*** TASK MATERIAL ***

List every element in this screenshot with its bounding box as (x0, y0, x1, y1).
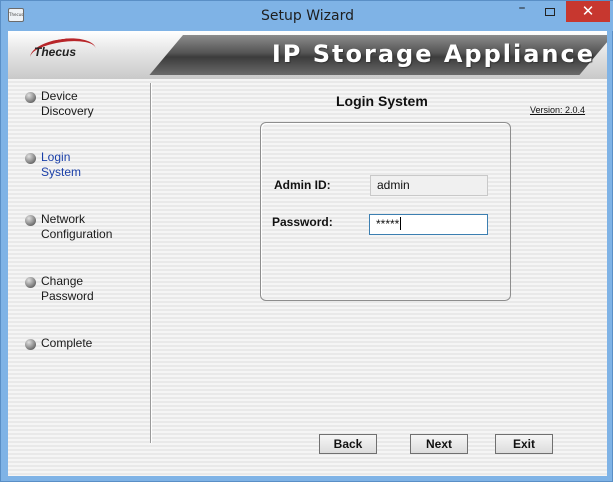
text-caret (400, 217, 402, 230)
step-label-line1: Device (41, 89, 78, 103)
wizard-client-area: Thecus IP Storage Appliance Device Disco… (8, 31, 607, 476)
login-panel (260, 122, 511, 301)
password-value: ***** (376, 217, 400, 231)
minimize-icon: – (518, 0, 526, 16)
step-label-line2: Discovery (41, 104, 94, 118)
password-field[interactable]: ***** (369, 214, 488, 235)
sidebar-divider (150, 83, 152, 443)
banner: Thecus IP Storage Appliance (8, 31, 607, 79)
step-device-discovery: Device Discovery (25, 89, 94, 119)
wizard-steps-sidebar: Device Discovery Login System Network Co… (8, 79, 150, 476)
version-link[interactable]: Version: 2.0.4 (530, 105, 585, 115)
maximize-button[interactable] (537, 1, 563, 22)
step-bullet-icon (25, 153, 36, 164)
step-bullet-icon (25, 215, 36, 226)
title-bar[interactable]: Thecus Setup Wizard – ✕ (1, 1, 613, 31)
step-label-line1: Login (41, 150, 71, 164)
exit-button[interactable]: Exit (495, 434, 553, 454)
step-label-line2: Configuration (41, 227, 113, 241)
step-label-line1: Network (41, 212, 86, 226)
step-bullet-icon (25, 339, 36, 350)
maximize-icon (545, 8, 555, 16)
step-label-line2: System (41, 165, 82, 179)
password-label: Password: (272, 215, 333, 229)
admin-id-value: admin (377, 178, 410, 192)
admin-id-label: Admin ID: (274, 178, 331, 192)
product-title: IP Storage Appliance (271, 40, 595, 68)
step-complete: Complete (25, 336, 93, 351)
thecus-logo: Thecus (34, 45, 77, 59)
step-label-line2: Password (41, 289, 94, 303)
step-label-line1: Complete (41, 336, 93, 350)
step-bullet-icon (25, 277, 36, 288)
close-icon: ✕ (581, 2, 595, 20)
setup-wizard-window: Thecus Setup Wizard – ✕ Thecus IP Storag… (0, 0, 613, 482)
step-change-password: Change Password (25, 274, 94, 304)
admin-id-field[interactable]: admin (370, 175, 488, 196)
step-login-system: Login System (25, 150, 82, 180)
minimize-button[interactable]: – (509, 1, 535, 22)
step-network-configuration: Network Configuration (25, 212, 113, 242)
close-button[interactable]: ✕ (566, 1, 610, 22)
step-bullet-icon (25, 92, 36, 103)
back-button[interactable]: Back (319, 434, 377, 454)
next-button[interactable]: Next (410, 434, 468, 454)
page-title: Login System (336, 93, 428, 109)
step-label-line1: Change (41, 274, 84, 288)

***

● AIM:
Print the data above word for word, leaving out the pictures.

● SOLUTION BELOW:
List every element in this screenshot with its bounding box as (x0, y0, x1, y1).
text-caret (400, 217, 402, 230)
step-label-line1: Device (41, 89, 78, 103)
wizard-client-area: Thecus IP Storage Appliance Device Disco… (8, 31, 607, 476)
login-panel (260, 122, 511, 301)
password-value: ***** (376, 217, 400, 231)
minimize-icon: – (518, 0, 526, 16)
step-label-line2: Discovery (41, 104, 94, 118)
password-field[interactable]: ***** (369, 214, 488, 235)
sidebar-divider (150, 83, 152, 443)
banner: Thecus IP Storage Appliance (8, 31, 607, 79)
step-device-discovery: Device Discovery (25, 89, 94, 119)
wizard-steps-sidebar: Device Discovery Login System Network Co… (8, 79, 150, 476)
version-link[interactable]: Version: 2.0.4 (530, 105, 585, 115)
maximize-button[interactable] (537, 1, 563, 22)
step-bullet-icon (25, 153, 36, 164)
step-bullet-icon (25, 215, 36, 226)
title-bar[interactable]: Thecus Setup Wizard – ✕ (1, 1, 613, 31)
step-label-line1: Login (41, 150, 71, 164)
exit-button[interactable]: Exit (495, 434, 553, 454)
step-label-line2: Configuration (41, 227, 113, 241)
step-label-line1: Network (41, 212, 86, 226)
step-bullet-icon (25, 339, 36, 350)
maximize-icon (545, 8, 555, 16)
step-label-line2: System (41, 165, 82, 179)
password-label: Password: (272, 215, 333, 229)
admin-id-value: admin (377, 178, 410, 192)
admin-id-label: Admin ID: (274, 178, 331, 192)
product-title: IP Storage Appliance (271, 40, 595, 68)
step-complete: Complete (25, 336, 93, 351)
thecus-logo: Thecus (34, 45, 77, 59)
step-label-line2: Password (41, 289, 94, 303)
step-label-line1: Complete (41, 336, 93, 350)
step-bullet-icon (25, 277, 36, 288)
close-icon: ✕ (581, 2, 595, 20)
setup-wizard-window: Thecus Setup Wizard – ✕ Thecus IP Storag… (0, 0, 613, 482)
step-change-password: Change Password (25, 274, 94, 304)
admin-id-field[interactable]: admin (370, 175, 488, 196)
step-login-system: Login System (25, 150, 82, 180)
minimize-button[interactable]: – (509, 1, 535, 22)
step-network-configuration: Network Configuration (25, 212, 113, 242)
close-button[interactable]: ✕ (566, 1, 610, 22)
step-bullet-icon (25, 92, 36, 103)
back-button[interactable]: Back (319, 434, 377, 454)
next-button[interactable]: Next (410, 434, 468, 454)
page-title: Login System (336, 93, 428, 109)
step-label-line1: Change (41, 274, 84, 288)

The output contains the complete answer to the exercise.